__What is expected__: Would you copy out the whole listing exactly as given?

╔══

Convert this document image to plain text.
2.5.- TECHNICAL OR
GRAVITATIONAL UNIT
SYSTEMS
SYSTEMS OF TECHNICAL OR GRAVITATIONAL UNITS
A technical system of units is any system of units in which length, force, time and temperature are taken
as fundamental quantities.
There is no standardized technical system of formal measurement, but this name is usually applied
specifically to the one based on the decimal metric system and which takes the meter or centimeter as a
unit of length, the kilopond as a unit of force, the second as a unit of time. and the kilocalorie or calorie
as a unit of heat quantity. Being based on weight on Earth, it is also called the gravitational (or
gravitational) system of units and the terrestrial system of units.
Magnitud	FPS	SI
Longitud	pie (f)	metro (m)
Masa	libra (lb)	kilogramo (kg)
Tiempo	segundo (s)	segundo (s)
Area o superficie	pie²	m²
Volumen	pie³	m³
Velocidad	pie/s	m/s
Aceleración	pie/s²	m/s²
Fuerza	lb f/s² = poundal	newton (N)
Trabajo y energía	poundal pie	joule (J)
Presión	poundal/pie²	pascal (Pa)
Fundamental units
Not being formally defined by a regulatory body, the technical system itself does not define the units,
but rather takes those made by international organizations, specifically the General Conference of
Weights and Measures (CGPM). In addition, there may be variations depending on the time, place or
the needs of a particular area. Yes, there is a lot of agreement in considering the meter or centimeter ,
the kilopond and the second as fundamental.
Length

╚══

__Answer to this problem__:
Convert this document image to plain text.
2.5.- TECHNICAL OR
GRAVITATIONAL UNIT
SYSTEMS
SYSTEMS OF TECHNICAL OR GRAVITATIONAL UNITS
A technical system of units is any system of units in which length, force, time and temperature are taken
as fundamental quantities.
There is no standardized technical system of formal measurement, but this name is usually applied
specifically to the one based on the decimal metric system and which takes the meter or centimeter as a
unit of length, the kilopond as a unit of force, the second as a unit of time. and the kilocalorie or calorie
as a unit of heat quantity. Being based on weight on Earth, it is also called the gravitational (or
gravitational) system of units and the terrestrial system of units.
Magnitud	FPS	SI
Longitud	pie (f)	metro (m)
Masa	libra (lb)	kilogramo (kg)
Tiempo	segundo (s)	segundo (s)
Area o superficie	pie²	m²
Volumen	pie³	m³
Velocidad	pie/s	m/s
Aceleración	pie/s²	m/s²
Fuerza	lb f/s² = poundal	newton (N)
Trabajo y energía	poundal pie	joule (J)
Presión	poundal/pie²	pascal (Pa)
Fundamental units
Not being formally defined by a regulatory body, the technical system itself does not define the units,
but rather takes those made by international organizations, specifically the General Conference of
Weights and Measures (CGPM). In addition, there may be variations depending on the time, place or
the needs of a particular area. Yes, there is a lot of agreement in considering the meter or centimeter ,
the kilopond and the second as fundamental.
Length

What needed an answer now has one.